### [AIM]
Below are the records; reproduce all of them exactly but without any images.

### [RECORDS PROVIDED]
────────────────────

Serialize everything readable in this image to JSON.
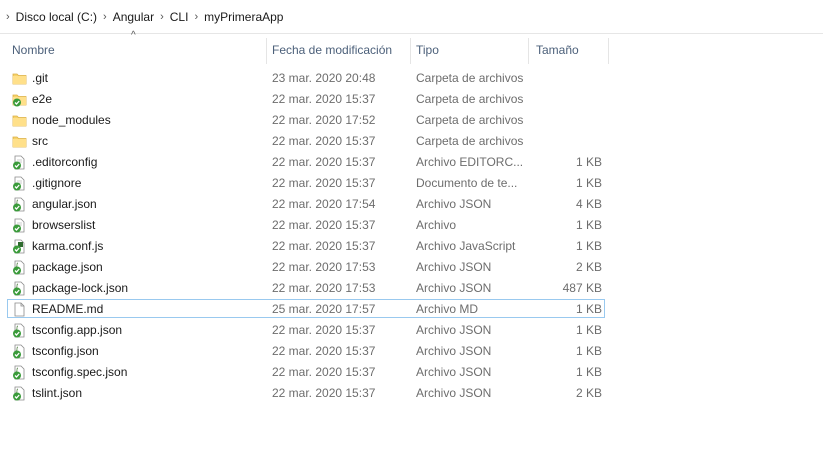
{
  "breadcrumb": [
    "Disco local (C:)",
    "Angular",
    "CLI",
    "myPrimeraApp"
  ],
  "columns": {
    "name": "Nombre",
    "date": "Fecha de modificación",
    "type": "Tipo",
    "size": "Tamaño"
  },
  "sort_indicator": "^",
  "selected_row": 11,
  "files": [
    {
      "name": ".git",
      "date": "23 mar. 2020 20:48",
      "type": "Carpeta de archivos",
      "size": "",
      "icon": "folder-icon"
    },
    {
      "name": "e2e",
      "date": "22 mar. 2020 15:37",
      "type": "Carpeta de archivos",
      "size": "",
      "icon": "folder-synced-icon"
    },
    {
      "name": "node_modules",
      "date": "22 mar. 2020 17:52",
      "type": "Carpeta de archivos",
      "size": "",
      "icon": "folder-icon"
    },
    {
      "name": "src",
      "date": "22 mar. 2020 15:37",
      "type": "Carpeta de archivos",
      "size": "",
      "icon": "folder-icon"
    },
    {
      "name": ".editorconfig",
      "date": "22 mar. 2020 15:37",
      "type": "Archivo EDITORC...",
      "size": "1 KB",
      "icon": "text-file-synced-icon"
    },
    {
      "name": ".gitignore",
      "date": "22 mar. 2020 15:37",
      "type": "Documento de te...",
      "size": "1 KB",
      "icon": "text-file-synced-icon"
    },
    {
      "name": "angular.json",
      "date": "22 mar. 2020 17:54",
      "type": "Archivo JSON",
      "size": "4 KB",
      "icon": "json-file-synced-icon"
    },
    {
      "name": "browserslist",
      "date": "22 mar. 2020 15:37",
      "type": "Archivo",
      "size": "1 KB",
      "icon": "text-file-synced-icon"
    },
    {
      "name": "karma.conf.js",
      "date": "22 mar. 2020 15:37",
      "type": "Archivo JavaScript",
      "size": "1 KB",
      "icon": "js-file-synced-icon"
    },
    {
      "name": "package.json",
      "date": "22 mar. 2020 17:53",
      "type": "Archivo JSON",
      "size": "2 KB",
      "icon": "json-file-synced-icon"
    },
    {
      "name": "package-lock.json",
      "date": "22 mar. 2020 17:53",
      "type": "Archivo JSON",
      "size": "487 KB",
      "icon": "json-file-synced-icon"
    },
    {
      "name": "README.md",
      "date": "25 mar. 2020 17:57",
      "type": "Archivo MD",
      "size": "1 KB",
      "icon": "blank-file-icon"
    },
    {
      "name": "tsconfig.app.json",
      "date": "22 mar. 2020 15:37",
      "type": "Archivo JSON",
      "size": "1 KB",
      "icon": "json-file-synced-icon"
    },
    {
      "name": "tsconfig.json",
      "date": "22 mar. 2020 15:37",
      "type": "Archivo JSON",
      "size": "1 KB",
      "icon": "json-file-synced-icon"
    },
    {
      "name": "tsconfig.spec.json",
      "date": "22 mar. 2020 15:37",
      "type": "Archivo JSON",
      "size": "1 KB",
      "icon": "json-file-synced-icon"
    },
    {
      "name": "tslint.json",
      "date": "22 mar. 2020 15:37",
      "type": "Archivo JSON",
      "size": "2 KB",
      "icon": "json-file-synced-icon"
    }
  ]
}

────────────────────

### [SOLUTION FOR THIS EXERCISE]
Serialize everything readable in this image to JSON.
{
  "breadcrumb": [
    "Disco local (C:)",
    "Angular",
    "CLI",
    "myPrimeraApp"
  ],
  "columns": {
    "name": "Nombre",
    "date": "Fecha de modificación",
    "type": "Tipo",
    "size": "Tamaño"
  },
  "sort_indicator": "^",
  "selected_row": 11,
  "files": [
    {
      "name": ".git",
      "date": "23 mar. 2020 20:48",
      "type": "Carpeta de archivos",
      "size": "",
      "icon": "folder-icon"
    },
    {
      "name": "e2e",
      "date": "22 mar. 2020 15:37",
      "type": "Carpeta de archivos",
      "size": "",
      "icon": "folder-synced-icon"
    },
    {
      "name": "node_modules",
      "date": "22 mar. 2020 17:52",
      "type": "Carpeta de archivos",
      "size": "",
      "icon": "folder-icon"
    },
    {
      "name": "src",
      "date": "22 mar. 2020 15:37",
      "type": "Carpeta de archivos",
      "size": "",
      "icon": "folder-icon"
    },
    {
      "name": ".editorconfig",
      "date": "22 mar. 2020 15:37",
      "type": "Archivo EDITORC...",
      "size": "1 KB",
      "icon": "text-file-synced-icon"
    },
    {
      "name": ".gitignore",
      "date": "22 mar. 2020 15:37",
      "type": "Documento de te...",
      "size": "1 KB",
      "icon": "text-file-synced-icon"
    },
    {
      "name": "angular.json",
      "date": "22 mar. 2020 17:54",
      "type": "Archivo JSON",
      "size": "4 KB",
      "icon": "json-file-synced-icon"
    },
    {
      "name": "browserslist",
      "date": "22 mar. 2020 15:37",
      "type": "Archivo",
      "size": "1 KB",
      "icon": "text-file-synced-icon"
    },
    {
      "name": "karma.conf.js",
      "date": "22 mar. 2020 15:37",
      "type": "Archivo JavaScript",
      "size": "1 KB",
      "icon": "js-file-synced-icon"
    },
    {
      "name": "package.json",
      "date": "22 mar. 2020 17:53",
      "type": "Archivo JSON",
      "size": "2 KB",
      "icon": "json-file-synced-icon"
    },
    {
      "name": "package-lock.json",
      "date": "22 mar. 2020 17:53",
      "type": "Archivo JSON",
      "size": "487 KB",
      "icon": "json-file-synced-icon"
    },
    {
      "name": "README.md",
      "date": "25 mar. 2020 17:57",
      "type": "Archivo MD",
      "size": "1 KB",
      "icon": "blank-file-icon"
    },
    {
      "name": "tsconfig.app.json",
      "date": "22 mar. 2020 15:37",
      "type": "Archivo JSON",
      "size": "1 KB",
      "icon": "json-file-synced-icon"
    },
    {
      "name": "tsconfig.json",
      "date": "22 mar. 2020 15:37",
      "type": "Archivo JSON",
      "size": "1 KB",
      "icon": "json-file-synced-icon"
    },
    {
      "name": "tsconfig.spec.json",
      "date": "22 mar. 2020 15:37",
      "type": "Archivo JSON",
      "size": "1 KB",
      "icon": "json-file-synced-icon"
    },
    {
      "name": "tslint.json",
      "date": "22 mar. 2020 15:37",
      "type": "Archivo JSON",
      "size": "2 KB",
      "icon": "json-file-synced-icon"
    }
  ]
}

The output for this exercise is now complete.